** Your goal **
Copy out the lines that have "Read" in them.

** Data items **

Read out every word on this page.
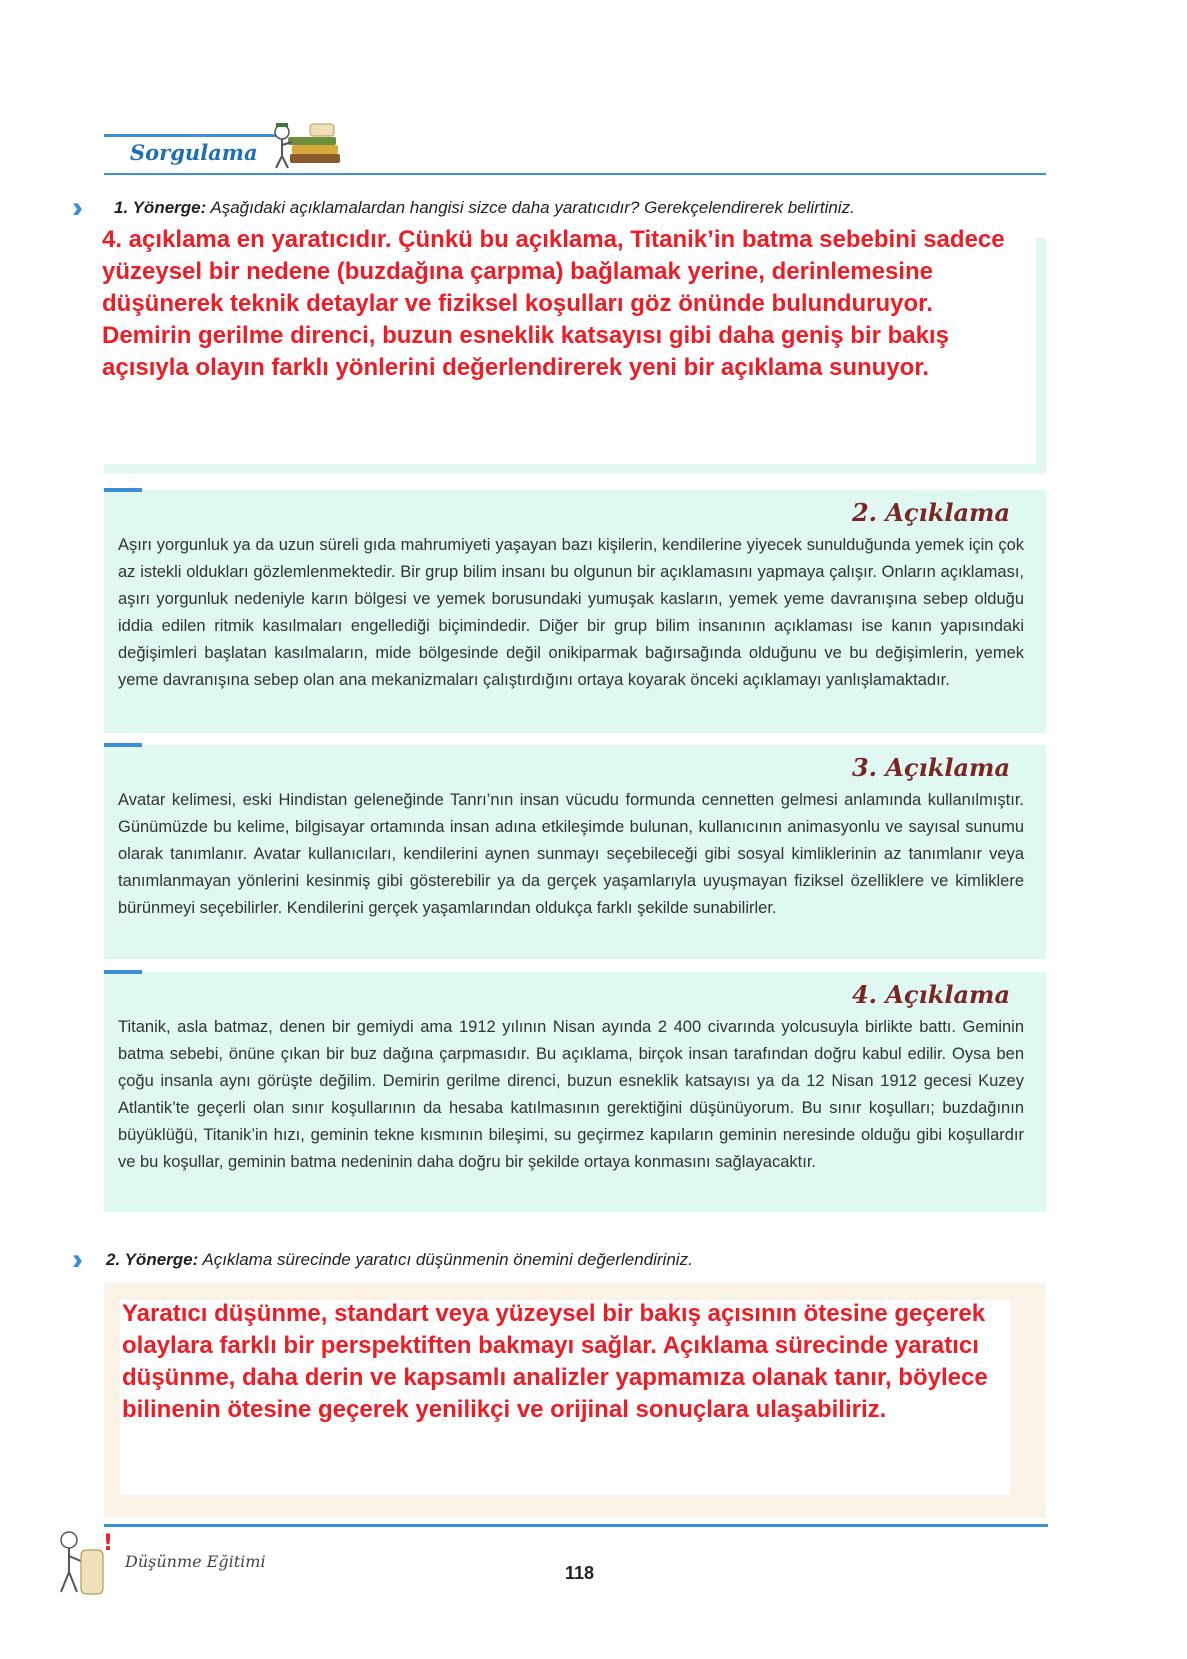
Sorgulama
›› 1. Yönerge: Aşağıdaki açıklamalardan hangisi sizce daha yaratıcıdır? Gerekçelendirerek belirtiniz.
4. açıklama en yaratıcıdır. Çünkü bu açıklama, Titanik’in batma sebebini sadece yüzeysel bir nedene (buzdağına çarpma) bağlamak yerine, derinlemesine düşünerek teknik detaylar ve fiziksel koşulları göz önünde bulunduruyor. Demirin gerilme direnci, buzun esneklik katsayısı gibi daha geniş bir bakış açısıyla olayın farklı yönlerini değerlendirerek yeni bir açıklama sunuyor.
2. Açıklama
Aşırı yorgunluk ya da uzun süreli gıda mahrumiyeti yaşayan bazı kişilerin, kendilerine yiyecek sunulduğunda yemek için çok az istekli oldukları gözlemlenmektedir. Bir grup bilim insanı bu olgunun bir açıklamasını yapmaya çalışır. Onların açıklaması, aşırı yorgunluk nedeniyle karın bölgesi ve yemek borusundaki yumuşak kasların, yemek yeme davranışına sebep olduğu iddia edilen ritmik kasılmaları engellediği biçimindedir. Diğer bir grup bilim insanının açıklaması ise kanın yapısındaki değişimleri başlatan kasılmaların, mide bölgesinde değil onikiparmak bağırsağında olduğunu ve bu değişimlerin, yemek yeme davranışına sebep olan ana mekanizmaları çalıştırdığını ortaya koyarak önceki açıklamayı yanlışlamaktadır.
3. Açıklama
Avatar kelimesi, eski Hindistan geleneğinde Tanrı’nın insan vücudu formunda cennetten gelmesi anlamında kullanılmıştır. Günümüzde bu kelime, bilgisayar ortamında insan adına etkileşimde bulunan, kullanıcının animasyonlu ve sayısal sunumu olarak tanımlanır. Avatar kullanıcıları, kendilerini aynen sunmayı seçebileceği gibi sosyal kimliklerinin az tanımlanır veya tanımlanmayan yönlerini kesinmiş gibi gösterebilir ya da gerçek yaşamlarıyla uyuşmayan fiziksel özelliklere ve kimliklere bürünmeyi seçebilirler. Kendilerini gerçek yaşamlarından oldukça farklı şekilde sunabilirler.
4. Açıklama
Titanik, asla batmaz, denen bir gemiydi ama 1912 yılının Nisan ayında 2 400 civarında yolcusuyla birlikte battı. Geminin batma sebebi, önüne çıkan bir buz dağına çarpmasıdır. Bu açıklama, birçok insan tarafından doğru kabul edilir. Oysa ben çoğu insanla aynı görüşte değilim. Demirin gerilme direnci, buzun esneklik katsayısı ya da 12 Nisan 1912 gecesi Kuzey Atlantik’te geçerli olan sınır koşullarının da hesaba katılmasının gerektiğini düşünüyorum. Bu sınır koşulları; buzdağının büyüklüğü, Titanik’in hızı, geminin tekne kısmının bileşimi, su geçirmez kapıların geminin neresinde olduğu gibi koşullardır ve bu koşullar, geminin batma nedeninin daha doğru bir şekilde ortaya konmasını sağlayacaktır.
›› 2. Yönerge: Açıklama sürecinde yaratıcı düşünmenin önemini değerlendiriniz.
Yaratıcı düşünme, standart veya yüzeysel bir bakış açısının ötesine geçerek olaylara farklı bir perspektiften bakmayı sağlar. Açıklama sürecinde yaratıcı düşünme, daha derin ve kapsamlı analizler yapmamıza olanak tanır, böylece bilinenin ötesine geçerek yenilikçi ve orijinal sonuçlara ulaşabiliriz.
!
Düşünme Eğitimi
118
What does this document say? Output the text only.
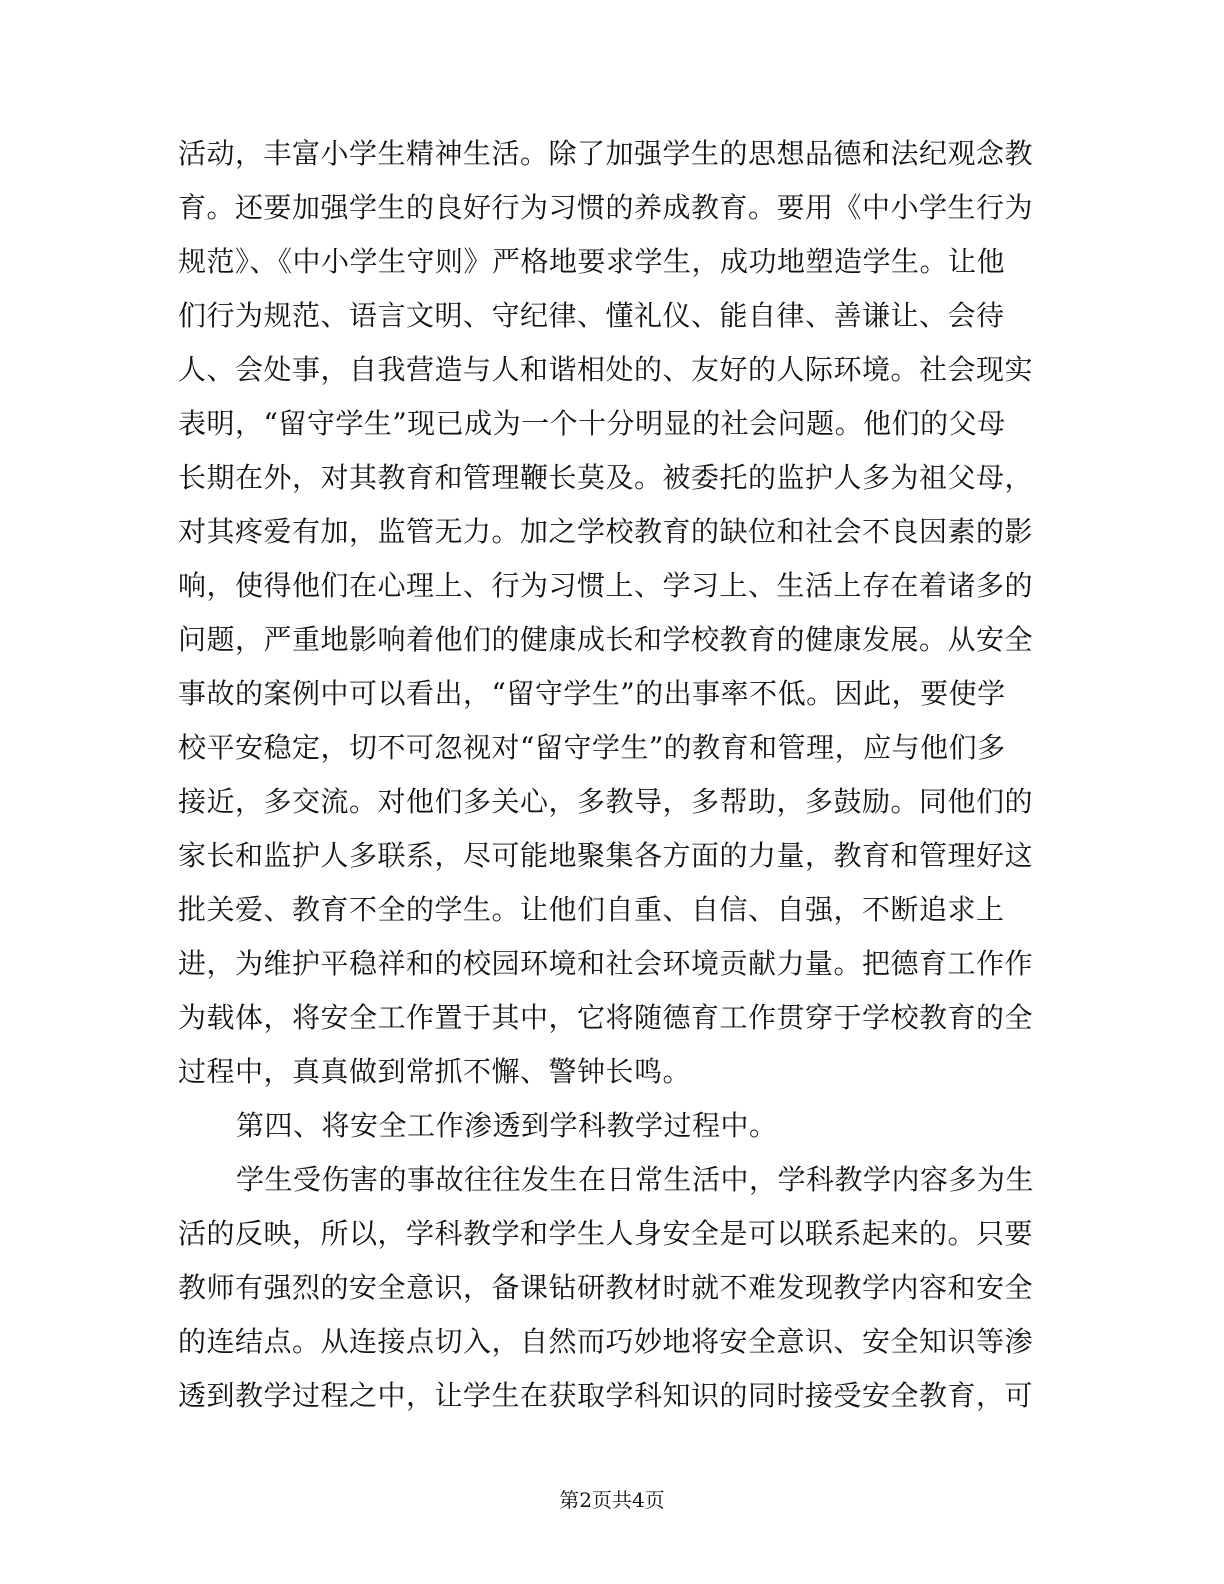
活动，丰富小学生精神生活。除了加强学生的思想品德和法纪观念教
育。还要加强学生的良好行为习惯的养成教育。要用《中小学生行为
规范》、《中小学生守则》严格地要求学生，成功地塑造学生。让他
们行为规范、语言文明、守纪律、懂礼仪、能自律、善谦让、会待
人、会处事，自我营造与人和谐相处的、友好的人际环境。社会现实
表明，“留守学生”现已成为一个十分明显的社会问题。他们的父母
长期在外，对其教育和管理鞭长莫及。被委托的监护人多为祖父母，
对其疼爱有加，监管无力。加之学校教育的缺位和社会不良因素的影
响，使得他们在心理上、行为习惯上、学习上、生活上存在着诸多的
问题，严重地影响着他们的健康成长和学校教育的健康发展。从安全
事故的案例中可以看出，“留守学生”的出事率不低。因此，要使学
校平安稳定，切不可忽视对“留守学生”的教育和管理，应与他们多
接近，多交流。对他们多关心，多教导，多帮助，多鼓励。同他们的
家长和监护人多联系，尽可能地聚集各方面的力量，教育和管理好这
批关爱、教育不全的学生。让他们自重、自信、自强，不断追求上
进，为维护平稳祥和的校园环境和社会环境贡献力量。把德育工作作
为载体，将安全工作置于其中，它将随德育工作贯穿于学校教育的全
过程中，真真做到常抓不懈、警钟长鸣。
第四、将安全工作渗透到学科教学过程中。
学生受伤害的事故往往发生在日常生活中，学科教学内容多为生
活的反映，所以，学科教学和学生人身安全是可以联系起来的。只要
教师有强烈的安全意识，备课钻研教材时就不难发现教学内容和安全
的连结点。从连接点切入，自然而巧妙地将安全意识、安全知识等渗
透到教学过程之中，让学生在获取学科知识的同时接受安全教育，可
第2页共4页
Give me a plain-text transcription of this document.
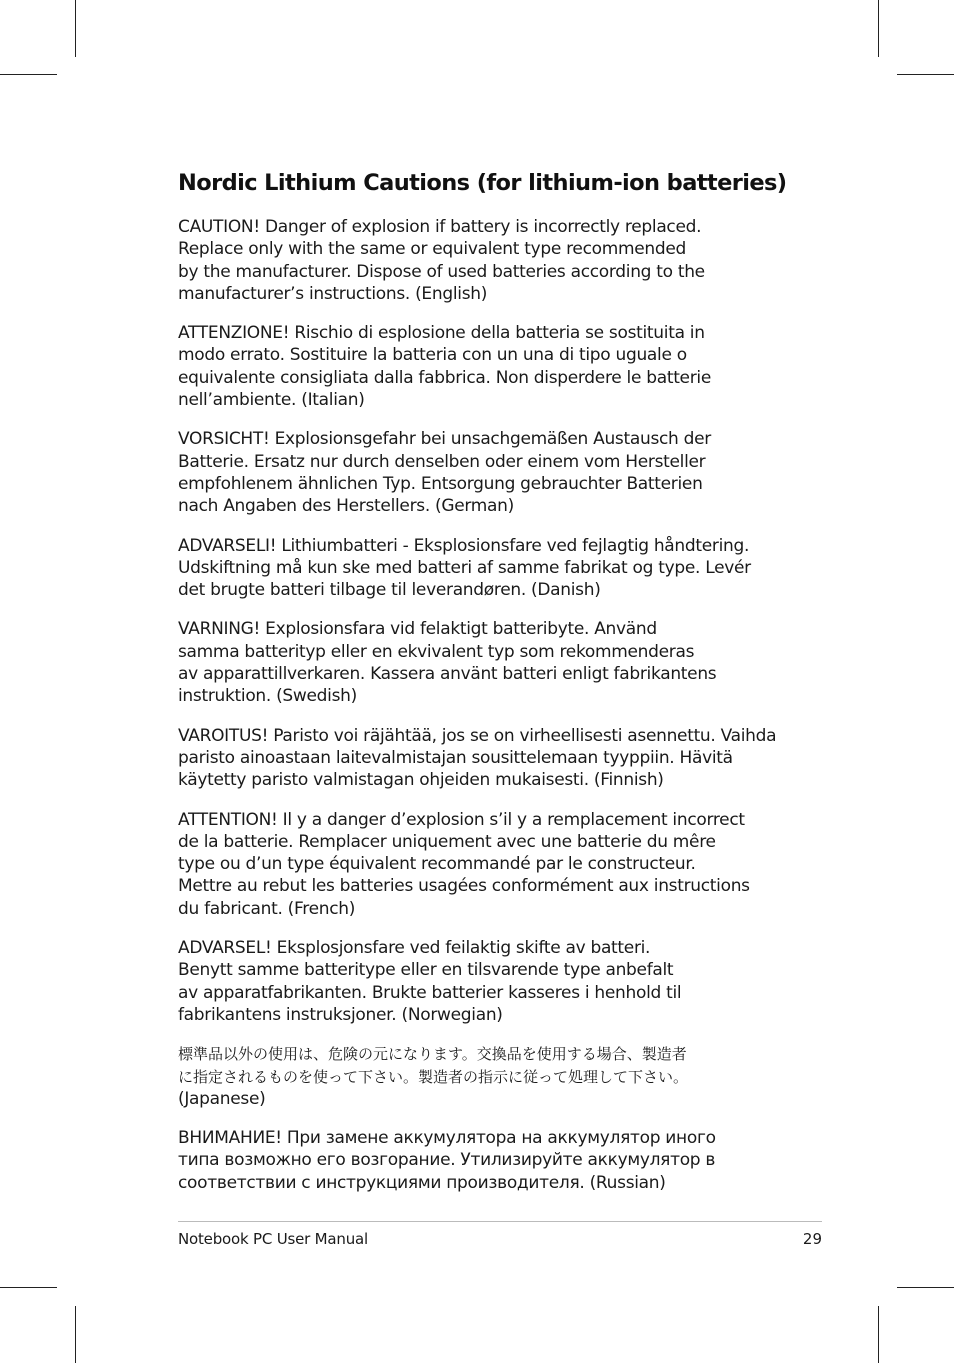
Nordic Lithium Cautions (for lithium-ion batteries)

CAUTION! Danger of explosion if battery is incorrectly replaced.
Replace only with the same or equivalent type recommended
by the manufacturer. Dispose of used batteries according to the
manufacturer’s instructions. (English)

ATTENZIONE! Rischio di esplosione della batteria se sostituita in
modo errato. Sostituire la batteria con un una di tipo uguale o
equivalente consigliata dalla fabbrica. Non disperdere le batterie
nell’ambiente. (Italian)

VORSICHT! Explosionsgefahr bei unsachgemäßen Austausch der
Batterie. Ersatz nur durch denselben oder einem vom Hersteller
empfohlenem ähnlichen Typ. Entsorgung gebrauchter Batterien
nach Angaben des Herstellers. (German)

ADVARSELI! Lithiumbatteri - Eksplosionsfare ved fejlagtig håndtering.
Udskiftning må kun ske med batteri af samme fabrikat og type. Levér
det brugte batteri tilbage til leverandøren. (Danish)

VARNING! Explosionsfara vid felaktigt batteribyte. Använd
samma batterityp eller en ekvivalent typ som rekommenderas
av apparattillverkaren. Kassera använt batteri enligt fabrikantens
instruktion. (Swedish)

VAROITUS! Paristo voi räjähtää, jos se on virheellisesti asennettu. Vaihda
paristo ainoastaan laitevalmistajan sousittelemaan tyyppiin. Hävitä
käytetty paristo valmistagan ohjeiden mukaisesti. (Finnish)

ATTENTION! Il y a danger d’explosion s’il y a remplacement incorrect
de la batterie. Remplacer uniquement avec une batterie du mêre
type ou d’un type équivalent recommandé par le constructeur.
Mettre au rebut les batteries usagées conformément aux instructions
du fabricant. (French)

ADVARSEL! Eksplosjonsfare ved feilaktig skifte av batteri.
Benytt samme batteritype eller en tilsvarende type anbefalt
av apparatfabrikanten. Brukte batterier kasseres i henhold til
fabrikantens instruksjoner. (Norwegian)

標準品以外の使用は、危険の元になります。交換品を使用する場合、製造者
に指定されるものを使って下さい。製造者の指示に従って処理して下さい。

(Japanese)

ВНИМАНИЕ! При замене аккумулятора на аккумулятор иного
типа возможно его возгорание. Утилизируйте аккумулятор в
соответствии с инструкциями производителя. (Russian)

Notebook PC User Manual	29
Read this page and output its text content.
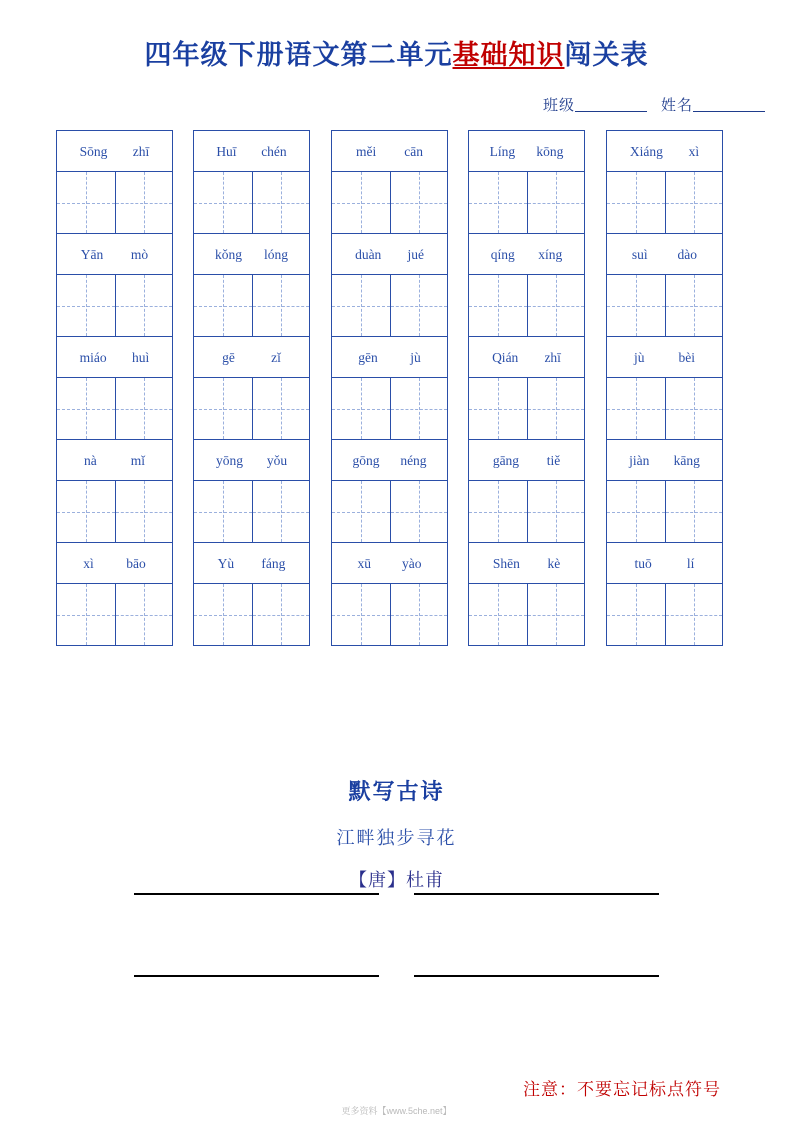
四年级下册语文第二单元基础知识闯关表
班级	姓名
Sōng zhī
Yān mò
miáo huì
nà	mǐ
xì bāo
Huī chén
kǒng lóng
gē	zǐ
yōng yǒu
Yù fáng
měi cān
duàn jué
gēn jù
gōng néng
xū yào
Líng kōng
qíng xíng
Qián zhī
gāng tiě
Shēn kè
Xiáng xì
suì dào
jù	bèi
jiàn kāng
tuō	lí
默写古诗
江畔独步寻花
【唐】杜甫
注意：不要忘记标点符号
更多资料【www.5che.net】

** Exercise response **
Read out every word on this page.
Read this page and output its text content.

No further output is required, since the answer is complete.